● DIRECTION:
Reproduce every line below verbatim, omitting the picture from your output.

● DATA FOR PROCESSING:
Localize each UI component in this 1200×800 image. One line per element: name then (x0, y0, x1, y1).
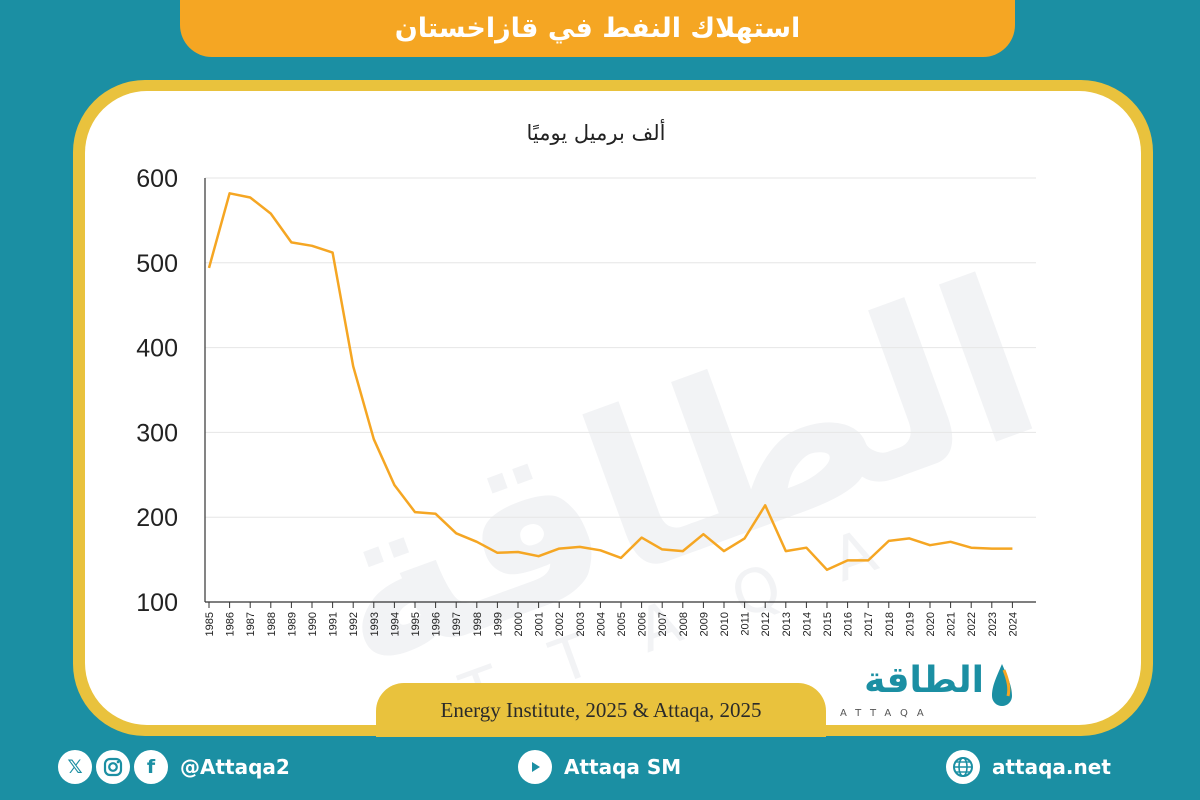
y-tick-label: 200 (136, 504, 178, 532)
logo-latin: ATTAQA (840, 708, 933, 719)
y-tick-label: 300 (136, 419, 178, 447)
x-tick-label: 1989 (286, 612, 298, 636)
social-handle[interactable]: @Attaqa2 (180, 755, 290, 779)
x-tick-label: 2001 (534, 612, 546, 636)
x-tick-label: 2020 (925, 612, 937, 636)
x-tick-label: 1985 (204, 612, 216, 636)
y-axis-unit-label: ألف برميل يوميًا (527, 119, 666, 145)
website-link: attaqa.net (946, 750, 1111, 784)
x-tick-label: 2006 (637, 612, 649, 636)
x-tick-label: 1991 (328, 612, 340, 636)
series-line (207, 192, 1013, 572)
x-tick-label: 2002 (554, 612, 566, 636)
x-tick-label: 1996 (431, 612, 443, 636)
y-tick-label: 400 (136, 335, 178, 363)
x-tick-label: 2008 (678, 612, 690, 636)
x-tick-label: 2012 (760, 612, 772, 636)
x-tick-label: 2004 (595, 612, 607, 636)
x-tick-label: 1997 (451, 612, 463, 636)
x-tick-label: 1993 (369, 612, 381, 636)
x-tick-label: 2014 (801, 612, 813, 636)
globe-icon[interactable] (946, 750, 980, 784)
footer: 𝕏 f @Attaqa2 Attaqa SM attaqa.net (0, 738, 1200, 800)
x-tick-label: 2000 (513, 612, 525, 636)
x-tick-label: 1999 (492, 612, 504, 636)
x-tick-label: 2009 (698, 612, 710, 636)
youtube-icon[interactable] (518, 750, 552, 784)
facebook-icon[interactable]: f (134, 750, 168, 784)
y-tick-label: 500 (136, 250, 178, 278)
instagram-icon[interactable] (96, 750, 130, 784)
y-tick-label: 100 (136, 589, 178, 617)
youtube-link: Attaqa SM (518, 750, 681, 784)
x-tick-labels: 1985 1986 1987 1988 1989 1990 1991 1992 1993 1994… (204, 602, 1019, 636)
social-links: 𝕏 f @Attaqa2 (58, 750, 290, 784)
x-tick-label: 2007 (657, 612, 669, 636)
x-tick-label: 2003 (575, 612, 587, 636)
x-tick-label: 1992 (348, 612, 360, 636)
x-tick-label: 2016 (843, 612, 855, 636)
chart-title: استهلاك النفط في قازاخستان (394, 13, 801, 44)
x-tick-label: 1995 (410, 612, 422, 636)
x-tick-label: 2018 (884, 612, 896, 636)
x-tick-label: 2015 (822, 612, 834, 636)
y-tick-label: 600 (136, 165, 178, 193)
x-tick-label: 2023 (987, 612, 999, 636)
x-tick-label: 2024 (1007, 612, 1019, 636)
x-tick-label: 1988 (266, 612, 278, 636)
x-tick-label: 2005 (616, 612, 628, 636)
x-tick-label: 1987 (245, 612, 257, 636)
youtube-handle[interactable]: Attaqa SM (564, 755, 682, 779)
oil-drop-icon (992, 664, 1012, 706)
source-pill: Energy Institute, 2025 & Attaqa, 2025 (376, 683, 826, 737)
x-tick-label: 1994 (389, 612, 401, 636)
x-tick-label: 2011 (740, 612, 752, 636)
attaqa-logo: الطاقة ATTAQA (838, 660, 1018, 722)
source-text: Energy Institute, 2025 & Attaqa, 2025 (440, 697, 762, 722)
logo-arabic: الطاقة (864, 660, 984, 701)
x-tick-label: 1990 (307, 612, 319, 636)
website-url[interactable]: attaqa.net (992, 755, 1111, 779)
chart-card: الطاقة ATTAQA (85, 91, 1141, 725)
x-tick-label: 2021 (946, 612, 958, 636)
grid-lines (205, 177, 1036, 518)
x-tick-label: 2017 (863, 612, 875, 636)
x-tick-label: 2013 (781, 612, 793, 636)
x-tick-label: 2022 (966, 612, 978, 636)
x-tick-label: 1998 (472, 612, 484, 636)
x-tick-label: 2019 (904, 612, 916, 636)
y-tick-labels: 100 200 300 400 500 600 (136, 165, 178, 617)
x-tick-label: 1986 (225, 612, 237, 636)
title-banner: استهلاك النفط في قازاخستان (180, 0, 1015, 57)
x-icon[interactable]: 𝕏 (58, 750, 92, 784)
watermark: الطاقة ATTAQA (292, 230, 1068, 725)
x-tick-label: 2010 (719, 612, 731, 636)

● SOLUTION:
Localize each UI component in this 1200×800 image. One line per element: name then (x0, y0, x1, y1).
y-tick-label: 200 (136, 504, 178, 532)
logo-latin: ATTAQA (840, 708, 933, 719)
y-tick-label: 300 (136, 419, 178, 447)
x-tick-label: 1989 (286, 612, 298, 636)
social-handle[interactable]: @Attaqa2 (180, 755, 290, 779)
x-tick-label: 2001 (534, 612, 546, 636)
x-tick-label: 2020 (925, 612, 937, 636)
x-tick-label: 1985 (204, 612, 216, 636)
y-axis-unit-label: ألف برميل يوميًا (527, 119, 666, 145)
website-link: attaqa.net (946, 750, 1111, 784)
x-tick-label: 2006 (637, 612, 649, 636)
x-tick-label: 1991 (328, 612, 340, 636)
series-line (207, 192, 1013, 572)
x-tick-label: 2002 (554, 612, 566, 636)
x-tick-label: 1996 (431, 612, 443, 636)
y-tick-label: 400 (136, 335, 178, 363)
x-tick-label: 2008 (678, 612, 690, 636)
x-tick-label: 2012 (760, 612, 772, 636)
x-tick-label: 2004 (595, 612, 607, 636)
x-tick-label: 1997 (451, 612, 463, 636)
x-tick-label: 1993 (369, 612, 381, 636)
x-tick-label: 2014 (801, 612, 813, 636)
globe-icon[interactable] (946, 750, 980, 784)
footer: 𝕏 f @Attaqa2 Attaqa SM attaqa.net (0, 738, 1200, 800)
x-tick-label: 2000 (513, 612, 525, 636)
x-tick-label: 1999 (492, 612, 504, 636)
x-tick-label: 2009 (698, 612, 710, 636)
youtube-icon[interactable] (518, 750, 552, 784)
facebook-icon[interactable]: f (134, 750, 168, 784)
y-tick-label: 500 (136, 250, 178, 278)
instagram-icon[interactable] (96, 750, 130, 784)
y-tick-label: 100 (136, 589, 178, 617)
youtube-link: Attaqa SM (518, 750, 681, 784)
x-tick-labels: 1985 1986 1987 1988 1989 1990 1991 1992 1993 1994… (204, 602, 1019, 636)
social-links: 𝕏 f @Attaqa2 (58, 750, 290, 784)
x-tick-label: 2007 (657, 612, 669, 636)
x-tick-label: 2003 (575, 612, 587, 636)
x-tick-label: 1992 (348, 612, 360, 636)
x-tick-label: 2016 (843, 612, 855, 636)
chart-title: استهلاك النفط في قازاخستان (394, 13, 801, 44)
x-tick-label: 1995 (410, 612, 422, 636)
x-tick-label: 2018 (884, 612, 896, 636)
x-tick-label: 2015 (822, 612, 834, 636)
y-tick-label: 600 (136, 165, 178, 193)
x-tick-label: 2023 (987, 612, 999, 636)
x-tick-label: 2024 (1007, 612, 1019, 636)
x-tick-label: 1988 (266, 612, 278, 636)
x-tick-label: 2005 (616, 612, 628, 636)
x-tick-label: 1987 (245, 612, 257, 636)
youtube-handle[interactable]: Attaqa SM (564, 755, 682, 779)
oil-drop-icon (992, 664, 1012, 706)
source-pill: Energy Institute, 2025 & Attaqa, 2025 (376, 683, 826, 737)
x-tick-label: 1994 (389, 612, 401, 636)
x-tick-label: 2011 (740, 612, 752, 636)
attaqa-logo: الطاقة ATTAQA (838, 660, 1018, 722)
source-text: Energy Institute, 2025 & Attaqa, 2025 (440, 697, 762, 722)
logo-arabic: الطاقة (864, 660, 984, 701)
x-tick-label: 1990 (307, 612, 319, 636)
website-url[interactable]: attaqa.net (992, 755, 1111, 779)
chart-card: الطاقة ATTAQA (85, 91, 1141, 725)
x-tick-label: 2021 (946, 612, 958, 636)
grid-lines (205, 177, 1036, 518)
x-tick-label: 2017 (863, 612, 875, 636)
x-tick-label: 2013 (781, 612, 793, 636)
x-tick-label: 2022 (966, 612, 978, 636)
x-tick-label: 1998 (472, 612, 484, 636)
x-tick-label: 2019 (904, 612, 916, 636)
y-tick-labels: 100 200 300 400 500 600 (136, 165, 178, 617)
x-tick-label: 1986 (225, 612, 237, 636)
title-banner: استهلاك النفط في قازاخستان (180, 0, 1015, 57)
x-icon[interactable]: 𝕏 (58, 750, 92, 784)
watermark: الطاقة ATTAQA (292, 230, 1068, 725)
x-tick-label: 2010 (719, 612, 731, 636)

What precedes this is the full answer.